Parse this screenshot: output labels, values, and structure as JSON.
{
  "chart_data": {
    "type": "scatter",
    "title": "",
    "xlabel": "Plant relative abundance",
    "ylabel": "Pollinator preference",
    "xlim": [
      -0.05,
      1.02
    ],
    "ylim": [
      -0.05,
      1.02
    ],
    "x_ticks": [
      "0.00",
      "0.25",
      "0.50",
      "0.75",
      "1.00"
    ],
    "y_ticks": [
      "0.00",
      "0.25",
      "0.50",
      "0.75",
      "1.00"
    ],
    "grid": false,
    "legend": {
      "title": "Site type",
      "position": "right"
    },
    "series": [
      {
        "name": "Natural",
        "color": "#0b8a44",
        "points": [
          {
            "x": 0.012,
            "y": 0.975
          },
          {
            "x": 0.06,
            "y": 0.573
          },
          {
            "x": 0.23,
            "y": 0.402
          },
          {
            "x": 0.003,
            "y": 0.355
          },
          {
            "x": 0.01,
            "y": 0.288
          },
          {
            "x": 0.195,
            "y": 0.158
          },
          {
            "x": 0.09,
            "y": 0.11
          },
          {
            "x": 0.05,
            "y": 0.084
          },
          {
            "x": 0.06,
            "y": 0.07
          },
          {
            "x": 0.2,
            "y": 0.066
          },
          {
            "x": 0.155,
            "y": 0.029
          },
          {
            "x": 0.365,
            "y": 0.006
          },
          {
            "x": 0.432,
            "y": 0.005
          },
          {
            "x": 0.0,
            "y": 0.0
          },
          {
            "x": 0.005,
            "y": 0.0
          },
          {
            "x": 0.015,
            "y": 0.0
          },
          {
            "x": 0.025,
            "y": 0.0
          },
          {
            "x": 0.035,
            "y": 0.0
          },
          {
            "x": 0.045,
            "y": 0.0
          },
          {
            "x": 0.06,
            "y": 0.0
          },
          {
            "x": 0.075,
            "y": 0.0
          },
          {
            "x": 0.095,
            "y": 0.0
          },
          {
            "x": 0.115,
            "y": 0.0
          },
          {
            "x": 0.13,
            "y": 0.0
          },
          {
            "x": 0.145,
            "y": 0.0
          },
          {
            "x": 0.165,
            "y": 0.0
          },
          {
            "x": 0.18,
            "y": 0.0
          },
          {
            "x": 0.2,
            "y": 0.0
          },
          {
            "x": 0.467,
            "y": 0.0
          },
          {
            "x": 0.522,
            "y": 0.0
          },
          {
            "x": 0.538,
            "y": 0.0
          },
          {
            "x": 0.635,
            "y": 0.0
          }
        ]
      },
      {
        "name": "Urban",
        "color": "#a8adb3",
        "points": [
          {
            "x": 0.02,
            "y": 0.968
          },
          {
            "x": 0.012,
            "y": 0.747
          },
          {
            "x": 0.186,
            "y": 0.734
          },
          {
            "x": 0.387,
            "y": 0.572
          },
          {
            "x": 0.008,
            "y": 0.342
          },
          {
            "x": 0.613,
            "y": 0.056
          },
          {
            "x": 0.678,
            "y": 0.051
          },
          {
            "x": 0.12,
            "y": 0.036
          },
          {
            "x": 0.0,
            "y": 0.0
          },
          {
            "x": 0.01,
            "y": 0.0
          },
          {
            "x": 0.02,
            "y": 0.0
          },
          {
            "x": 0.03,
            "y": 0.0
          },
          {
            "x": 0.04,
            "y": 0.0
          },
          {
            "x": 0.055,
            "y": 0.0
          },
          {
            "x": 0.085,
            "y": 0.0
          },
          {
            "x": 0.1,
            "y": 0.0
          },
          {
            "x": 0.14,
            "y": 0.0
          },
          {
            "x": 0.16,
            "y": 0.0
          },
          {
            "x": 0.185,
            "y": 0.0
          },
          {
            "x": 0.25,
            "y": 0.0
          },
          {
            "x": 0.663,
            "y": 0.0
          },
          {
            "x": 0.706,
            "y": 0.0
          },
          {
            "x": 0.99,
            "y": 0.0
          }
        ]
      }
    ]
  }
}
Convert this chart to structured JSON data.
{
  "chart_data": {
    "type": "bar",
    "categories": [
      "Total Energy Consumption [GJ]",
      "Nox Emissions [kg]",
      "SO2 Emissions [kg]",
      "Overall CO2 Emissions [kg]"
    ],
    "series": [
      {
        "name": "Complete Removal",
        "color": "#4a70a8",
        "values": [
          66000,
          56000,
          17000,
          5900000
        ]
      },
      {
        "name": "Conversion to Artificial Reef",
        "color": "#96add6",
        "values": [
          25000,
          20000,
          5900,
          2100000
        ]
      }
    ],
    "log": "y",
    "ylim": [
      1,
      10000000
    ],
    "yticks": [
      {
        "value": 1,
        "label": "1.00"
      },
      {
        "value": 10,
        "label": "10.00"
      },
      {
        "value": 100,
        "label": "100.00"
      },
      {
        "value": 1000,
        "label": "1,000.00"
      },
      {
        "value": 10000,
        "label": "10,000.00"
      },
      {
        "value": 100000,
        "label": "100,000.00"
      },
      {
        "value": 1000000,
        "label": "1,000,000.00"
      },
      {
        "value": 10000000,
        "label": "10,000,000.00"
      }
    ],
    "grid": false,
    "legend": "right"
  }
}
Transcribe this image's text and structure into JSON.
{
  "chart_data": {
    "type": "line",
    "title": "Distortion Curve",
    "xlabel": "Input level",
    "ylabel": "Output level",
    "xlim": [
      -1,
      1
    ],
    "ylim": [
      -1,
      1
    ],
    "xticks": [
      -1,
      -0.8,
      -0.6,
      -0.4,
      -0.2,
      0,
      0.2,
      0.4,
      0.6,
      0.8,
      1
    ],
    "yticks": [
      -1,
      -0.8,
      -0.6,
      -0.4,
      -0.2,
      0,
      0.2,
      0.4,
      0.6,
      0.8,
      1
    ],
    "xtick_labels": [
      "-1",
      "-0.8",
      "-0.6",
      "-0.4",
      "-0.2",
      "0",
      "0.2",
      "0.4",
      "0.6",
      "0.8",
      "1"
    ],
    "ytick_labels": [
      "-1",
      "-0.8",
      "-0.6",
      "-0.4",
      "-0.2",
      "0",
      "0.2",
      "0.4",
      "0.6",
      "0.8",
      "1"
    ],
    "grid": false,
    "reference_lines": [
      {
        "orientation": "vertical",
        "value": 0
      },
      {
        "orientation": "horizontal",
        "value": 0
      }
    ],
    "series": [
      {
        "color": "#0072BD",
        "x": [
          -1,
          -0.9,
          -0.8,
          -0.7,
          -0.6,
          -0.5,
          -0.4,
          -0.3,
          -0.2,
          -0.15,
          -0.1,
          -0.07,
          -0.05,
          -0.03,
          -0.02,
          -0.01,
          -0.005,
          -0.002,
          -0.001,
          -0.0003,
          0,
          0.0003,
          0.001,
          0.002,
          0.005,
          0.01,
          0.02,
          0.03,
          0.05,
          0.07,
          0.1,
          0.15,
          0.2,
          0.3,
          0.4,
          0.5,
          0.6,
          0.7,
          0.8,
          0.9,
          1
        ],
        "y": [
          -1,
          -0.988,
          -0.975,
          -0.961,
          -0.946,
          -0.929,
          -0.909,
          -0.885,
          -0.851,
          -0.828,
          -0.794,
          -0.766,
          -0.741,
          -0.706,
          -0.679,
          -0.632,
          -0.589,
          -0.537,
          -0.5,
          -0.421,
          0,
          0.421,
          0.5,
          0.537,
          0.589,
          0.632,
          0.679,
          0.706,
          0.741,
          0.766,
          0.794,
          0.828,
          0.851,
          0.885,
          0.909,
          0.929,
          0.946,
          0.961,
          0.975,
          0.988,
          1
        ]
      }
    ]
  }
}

──────────────────────────────

## YOUR TASK
Write every line of the material above again, exactly.

## SOLUTION TO THIS EXERCISE
Parse this screenshot: output labels, values, and structure as JSON.
{
  "chart_data": {
    "type": "scatter",
    "title": "",
    "xlabel": "Plant relative abundance",
    "ylabel": "Pollinator preference",
    "xlim": [
      -0.05,
      1.02
    ],
    "ylim": [
      -0.05,
      1.02
    ],
    "x_ticks": [
      "0.00",
      "0.25",
      "0.50",
      "0.75",
      "1.00"
    ],
    "y_ticks": [
      "0.00",
      "0.25",
      "0.50",
      "0.75",
      "1.00"
    ],
    "grid": false,
    "legend": {
      "title": "Site type",
      "position": "right"
    },
    "series": [
      {
        "name": "Natural",
        "color": "#0b8a44",
        "points": [
          {
            "x": 0.012,
            "y": 0.975
          },
          {
            "x": 0.06,
            "y": 0.573
          },
          {
            "x": 0.23,
            "y": 0.402
          },
          {
            "x": 0.003,
            "y": 0.355
          },
          {
            "x": 0.01,
            "y": 0.288
          },
          {
            "x": 0.195,
            "y": 0.158
          },
          {
            "x": 0.09,
            "y": 0.11
          },
          {
            "x": 0.05,
            "y": 0.084
          },
          {
            "x": 0.06,
            "y": 0.07
          },
          {
            "x": 0.2,
            "y": 0.066
          },
          {
            "x": 0.155,
            "y": 0.029
          },
          {
            "x": 0.365,
            "y": 0.006
          },
          {
            "x": 0.432,
            "y": 0.005
          },
          {
            "x": 0.0,
            "y": 0.0
          },
          {
            "x": 0.005,
            "y": 0.0
          },
          {
            "x": 0.015,
            "y": 0.0
          },
          {
            "x": 0.025,
            "y": 0.0
          },
          {
            "x": 0.035,
            "y": 0.0
          },
          {
            "x": 0.045,
            "y": 0.0
          },
          {
            "x": 0.06,
            "y": 0.0
          },
          {
            "x": 0.075,
            "y": 0.0
          },
          {
            "x": 0.095,
            "y": 0.0
          },
          {
            "x": 0.115,
            "y": 0.0
          },
          {
            "x": 0.13,
            "y": 0.0
          },
          {
            "x": 0.145,
            "y": 0.0
          },
          {
            "x": 0.165,
            "y": 0.0
          },
          {
            "x": 0.18,
            "y": 0.0
          },
          {
            "x": 0.2,
            "y": 0.0
          },
          {
            "x": 0.467,
            "y": 0.0
          },
          {
            "x": 0.522,
            "y": 0.0
          },
          {
            "x": 0.538,
            "y": 0.0
          },
          {
            "x": 0.635,
            "y": 0.0
          }
        ]
      },
      {
        "name": "Urban",
        "color": "#a8adb3",
        "points": [
          {
            "x": 0.02,
            "y": 0.968
          },
          {
            "x": 0.012,
            "y": 0.747
          },
          {
            "x": 0.186,
            "y": 0.734
          },
          {
            "x": 0.387,
            "y": 0.572
          },
          {
            "x": 0.008,
            "y": 0.342
          },
          {
            "x": 0.613,
            "y": 0.056
          },
          {
            "x": 0.678,
            "y": 0.051
          },
          {
            "x": 0.12,
            "y": 0.036
          },
          {
            "x": 0.0,
            "y": 0.0
          },
          {
            "x": 0.01,
            "y": 0.0
          },
          {
            "x": 0.02,
            "y": 0.0
          },
          {
            "x": 0.03,
            "y": 0.0
          },
          {
            "x": 0.04,
            "y": 0.0
          },
          {
            "x": 0.055,
            "y": 0.0
          },
          {
            "x": 0.085,
            "y": 0.0
          },
          {
            "x": 0.1,
            "y": 0.0
          },
          {
            "x": 0.14,
            "y": 0.0
          },
          {
            "x": 0.16,
            "y": 0.0
          },
          {
            "x": 0.185,
            "y": 0.0
          },
          {
            "x": 0.25,
            "y": 0.0
          },
          {
            "x": 0.663,
            "y": 0.0
          },
          {
            "x": 0.706,
            "y": 0.0
          },
          {
            "x": 0.99,
            "y": 0.0
          }
        ]
      }
    ]
  }
}
Convert this chart to structured JSON data.
{
  "chart_data": {
    "type": "bar",
    "categories": [
      "Total Energy Consumption [GJ]",
      "Nox Emissions [kg]",
      "SO2 Emissions [kg]",
      "Overall CO2 Emissions [kg]"
    ],
    "series": [
      {
        "name": "Complete Removal",
        "color": "#4a70a8",
        "values": [
          66000,
          56000,
          17000,
          5900000
        ]
      },
      {
        "name": "Conversion to Artificial Reef",
        "color": "#96add6",
        "values": [
          25000,
          20000,
          5900,
          2100000
        ]
      }
    ],
    "log": "y",
    "ylim": [
      1,
      10000000
    ],
    "yticks": [
      {
        "value": 1,
        "label": "1.00"
      },
      {
        "value": 10,
        "label": "10.00"
      },
      {
        "value": 100,
        "label": "100.00"
      },
      {
        "value": 1000,
        "label": "1,000.00"
      },
      {
        "value": 10000,
        "label": "10,000.00"
      },
      {
        "value": 100000,
        "label": "100,000.00"
      },
      {
        "value": 1000000,
        "label": "1,000,000.00"
      },
      {
        "value": 10000000,
        "label": "10,000,000.00"
      }
    ],
    "grid": false,
    "legend": "right"
  }
}
Transcribe this image's text and structure into JSON.
{
  "chart_data": {
    "type": "line",
    "title": "Distortion Curve",
    "xlabel": "Input level",
    "ylabel": "Output level",
    "xlim": [
      -1,
      1
    ],
    "ylim": [
      -1,
      1
    ],
    "xticks": [
      -1,
      -0.8,
      -0.6,
      -0.4,
      -0.2,
      0,
      0.2,
      0.4,
      0.6,
      0.8,
      1
    ],
    "yticks": [
      -1,
      -0.8,
      -0.6,
      -0.4,
      -0.2,
      0,
      0.2,
      0.4,
      0.6,
      0.8,
      1
    ],
    "xtick_labels": [
      "-1",
      "-0.8",
      "-0.6",
      "-0.4",
      "-0.2",
      "0",
      "0.2",
      "0.4",
      "0.6",
      "0.8",
      "1"
    ],
    "ytick_labels": [
      "-1",
      "-0.8",
      "-0.6",
      "-0.4",
      "-0.2",
      "0",
      "0.2",
      "0.4",
      "0.6",
      "0.8",
      "1"
    ],
    "grid": false,
    "reference_lines": [
      {
        "orientation": "vertical",
        "value": 0
      },
      {
        "orientation": "horizontal",
        "value": 0
      }
    ],
    "series": [
      {
        "color": "#0072BD",
        "x": [
          -1,
          -0.9,
          -0.8,
          -0.7,
          -0.6,
          -0.5,
          -0.4,
          -0.3,
          -0.2,
          -0.15,
          -0.1,
          -0.07,
          -0.05,
          -0.03,
          -0.02,
          -0.01,
          -0.005,
          -0.002,
          -0.001,
          -0.0003,
          0,
          0.0003,
          0.001,
          0.002,
          0.005,
          0.01,
          0.02,
          0.03,
          0.05,
          0.07,
          0.1,
          0.15,
          0.2,
          0.3,
          0.4,
          0.5,
          0.6,
          0.7,
          0.8,
          0.9,
          1
        ],
        "y": [
          -1,
          -0.988,
          -0.975,
          -0.961,
          -0.946,
          -0.929,
          -0.909,
          -0.885,
          -0.851,
          -0.828,
          -0.794,
          -0.766,
          -0.741,
          -0.706,
          -0.679,
          -0.632,
          -0.589,
          -0.537,
          -0.5,
          -0.421,
          0,
          0.421,
          0.5,
          0.537,
          0.589,
          0.632,
          0.679,
          0.706,
          0.741,
          0.766,
          0.794,
          0.828,
          0.851,
          0.885,
          0.909,
          0.929,
          0.946,
          0.961,
          0.975,
          0.988,
          1
        ]
      }
    ]
  }
}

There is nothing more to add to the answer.